━━━ MATERIAL SHOWN ━━━

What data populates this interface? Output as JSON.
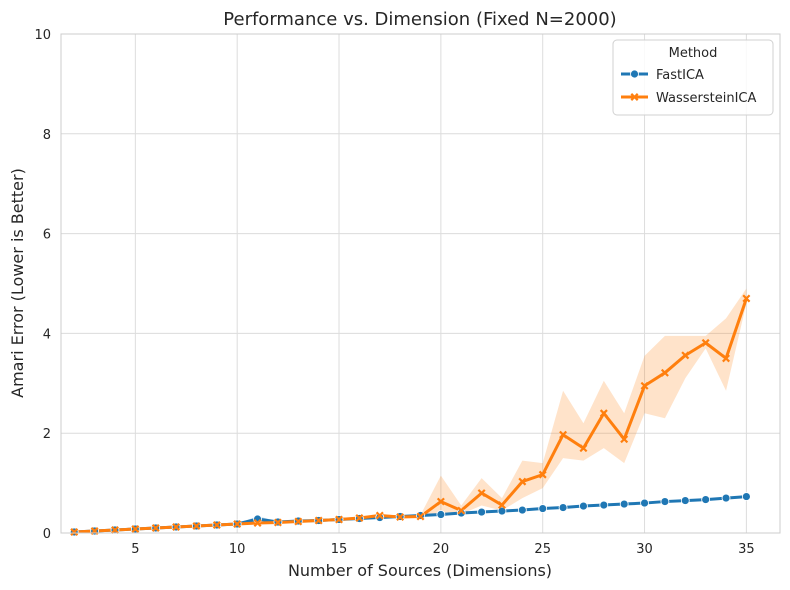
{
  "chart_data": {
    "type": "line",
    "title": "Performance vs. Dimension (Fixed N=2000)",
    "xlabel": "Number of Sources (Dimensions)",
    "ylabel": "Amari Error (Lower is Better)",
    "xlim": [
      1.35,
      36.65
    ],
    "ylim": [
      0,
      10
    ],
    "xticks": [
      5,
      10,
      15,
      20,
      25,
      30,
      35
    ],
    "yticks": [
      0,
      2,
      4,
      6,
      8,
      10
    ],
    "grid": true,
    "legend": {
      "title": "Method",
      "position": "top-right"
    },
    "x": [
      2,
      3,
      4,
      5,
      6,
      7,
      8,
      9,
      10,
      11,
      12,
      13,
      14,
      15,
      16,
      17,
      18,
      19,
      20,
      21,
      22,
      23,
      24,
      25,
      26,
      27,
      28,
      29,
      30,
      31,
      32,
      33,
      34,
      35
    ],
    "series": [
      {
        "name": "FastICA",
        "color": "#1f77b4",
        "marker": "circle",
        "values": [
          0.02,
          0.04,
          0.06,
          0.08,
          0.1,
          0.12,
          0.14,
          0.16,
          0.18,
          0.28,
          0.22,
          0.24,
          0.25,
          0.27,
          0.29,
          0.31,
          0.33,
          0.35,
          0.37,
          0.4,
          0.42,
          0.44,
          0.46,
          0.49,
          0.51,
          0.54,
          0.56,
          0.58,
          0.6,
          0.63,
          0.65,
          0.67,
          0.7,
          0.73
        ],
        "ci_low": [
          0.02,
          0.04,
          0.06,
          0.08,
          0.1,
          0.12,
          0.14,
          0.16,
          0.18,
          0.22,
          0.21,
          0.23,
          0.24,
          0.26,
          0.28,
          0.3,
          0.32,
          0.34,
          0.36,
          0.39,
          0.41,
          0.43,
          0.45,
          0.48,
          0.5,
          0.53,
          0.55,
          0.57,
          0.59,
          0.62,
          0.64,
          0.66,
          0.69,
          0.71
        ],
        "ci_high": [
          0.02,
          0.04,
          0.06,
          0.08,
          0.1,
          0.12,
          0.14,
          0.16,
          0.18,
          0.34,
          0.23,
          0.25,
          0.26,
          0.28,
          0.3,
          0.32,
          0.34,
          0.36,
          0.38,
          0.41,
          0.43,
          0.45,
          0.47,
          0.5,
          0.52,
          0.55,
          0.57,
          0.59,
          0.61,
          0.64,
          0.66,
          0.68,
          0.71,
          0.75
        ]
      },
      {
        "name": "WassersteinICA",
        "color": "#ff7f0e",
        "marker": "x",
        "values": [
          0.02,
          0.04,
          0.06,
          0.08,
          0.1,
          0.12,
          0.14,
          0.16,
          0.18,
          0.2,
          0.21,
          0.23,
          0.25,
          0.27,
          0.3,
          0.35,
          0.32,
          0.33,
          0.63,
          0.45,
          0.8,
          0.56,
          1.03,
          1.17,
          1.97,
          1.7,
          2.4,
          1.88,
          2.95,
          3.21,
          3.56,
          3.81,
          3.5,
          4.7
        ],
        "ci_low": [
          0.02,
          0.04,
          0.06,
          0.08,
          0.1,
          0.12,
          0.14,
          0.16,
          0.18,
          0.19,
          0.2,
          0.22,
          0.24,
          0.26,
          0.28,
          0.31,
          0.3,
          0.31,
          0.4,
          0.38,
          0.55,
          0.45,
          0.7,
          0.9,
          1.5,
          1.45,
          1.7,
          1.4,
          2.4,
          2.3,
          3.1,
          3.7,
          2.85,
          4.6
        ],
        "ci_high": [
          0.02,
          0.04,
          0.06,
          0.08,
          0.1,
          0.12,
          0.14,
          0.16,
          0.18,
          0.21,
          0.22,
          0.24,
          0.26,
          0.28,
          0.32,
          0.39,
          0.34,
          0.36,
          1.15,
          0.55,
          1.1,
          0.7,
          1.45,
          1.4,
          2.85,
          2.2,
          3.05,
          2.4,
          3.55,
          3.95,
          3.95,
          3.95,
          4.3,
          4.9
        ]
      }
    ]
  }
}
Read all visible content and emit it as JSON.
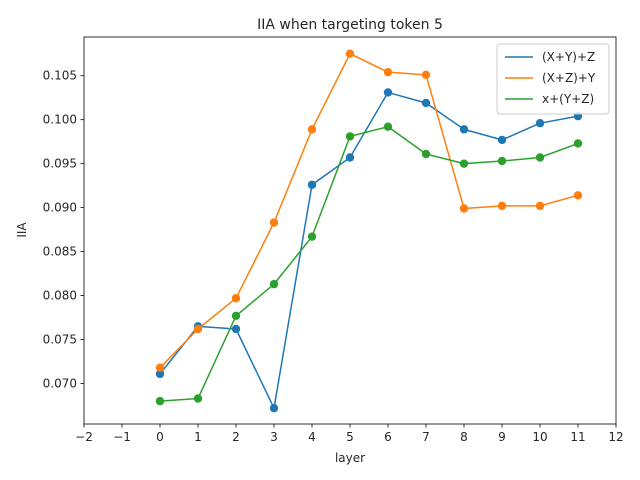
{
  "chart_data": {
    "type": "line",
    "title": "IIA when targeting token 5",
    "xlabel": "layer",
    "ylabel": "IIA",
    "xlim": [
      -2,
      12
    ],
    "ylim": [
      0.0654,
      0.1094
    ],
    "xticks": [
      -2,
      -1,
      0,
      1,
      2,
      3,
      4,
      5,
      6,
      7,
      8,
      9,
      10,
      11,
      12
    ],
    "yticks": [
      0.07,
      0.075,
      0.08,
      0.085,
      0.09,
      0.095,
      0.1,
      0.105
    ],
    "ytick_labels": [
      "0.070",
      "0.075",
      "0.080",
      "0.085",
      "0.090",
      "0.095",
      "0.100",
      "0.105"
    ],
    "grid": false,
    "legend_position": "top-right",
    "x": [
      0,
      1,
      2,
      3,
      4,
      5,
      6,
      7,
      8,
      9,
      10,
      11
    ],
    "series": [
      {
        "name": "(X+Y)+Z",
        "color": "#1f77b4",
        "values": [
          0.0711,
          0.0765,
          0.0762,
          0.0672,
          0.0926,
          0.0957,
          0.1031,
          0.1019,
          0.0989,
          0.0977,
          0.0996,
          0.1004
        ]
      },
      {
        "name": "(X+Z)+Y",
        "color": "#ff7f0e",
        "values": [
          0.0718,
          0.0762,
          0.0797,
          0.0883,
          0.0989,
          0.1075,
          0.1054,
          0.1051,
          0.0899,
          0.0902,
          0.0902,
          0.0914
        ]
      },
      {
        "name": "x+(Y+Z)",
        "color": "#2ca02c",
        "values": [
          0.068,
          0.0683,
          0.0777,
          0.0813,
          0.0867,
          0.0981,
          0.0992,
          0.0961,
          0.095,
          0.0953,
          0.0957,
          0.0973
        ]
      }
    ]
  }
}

━━━
━━━ MATERIAL SHOWN ━━━

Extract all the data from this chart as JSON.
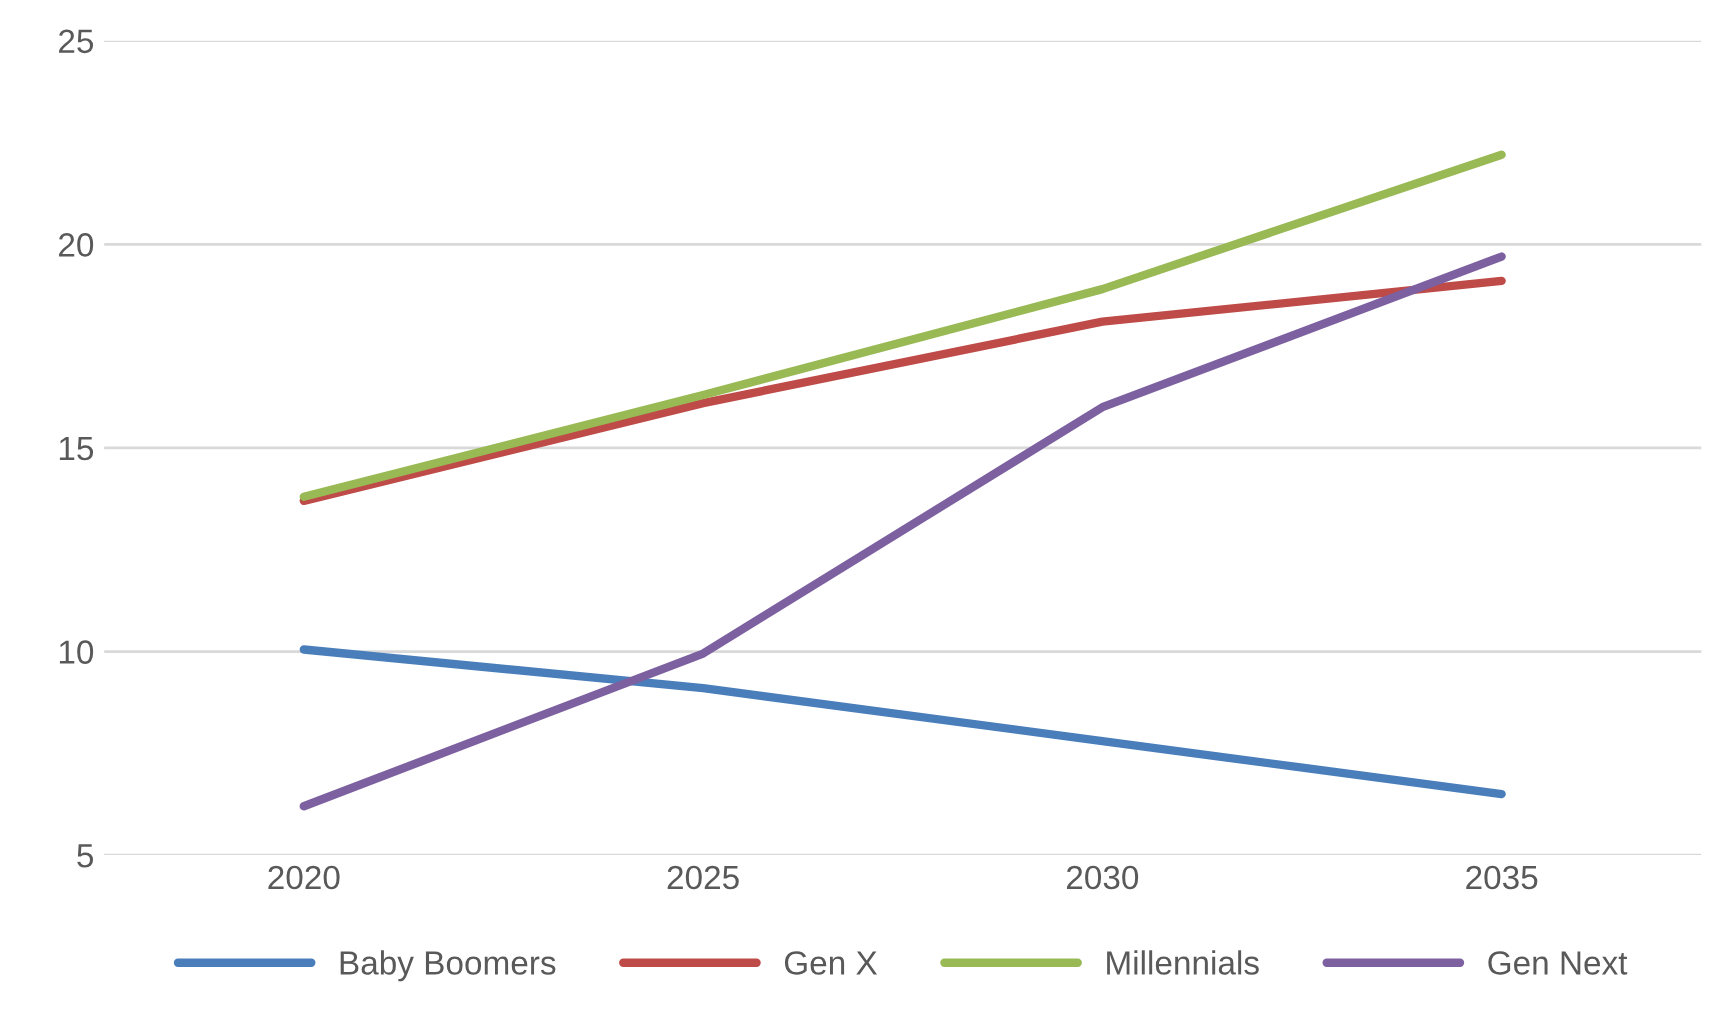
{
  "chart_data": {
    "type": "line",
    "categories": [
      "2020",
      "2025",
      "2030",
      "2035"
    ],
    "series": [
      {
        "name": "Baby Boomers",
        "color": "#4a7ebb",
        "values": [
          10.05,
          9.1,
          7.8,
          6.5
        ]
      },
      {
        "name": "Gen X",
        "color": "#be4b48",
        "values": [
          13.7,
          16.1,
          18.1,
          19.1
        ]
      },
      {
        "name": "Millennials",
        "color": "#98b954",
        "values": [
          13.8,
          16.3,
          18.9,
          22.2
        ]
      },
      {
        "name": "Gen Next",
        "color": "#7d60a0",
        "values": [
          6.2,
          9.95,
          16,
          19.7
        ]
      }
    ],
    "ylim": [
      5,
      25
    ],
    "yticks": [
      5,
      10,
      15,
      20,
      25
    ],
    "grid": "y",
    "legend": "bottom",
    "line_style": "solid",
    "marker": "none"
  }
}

━━━

WORK TO DO
Give only the number of lines in the data that hold the string "ylabel".

THE SOLUTION
2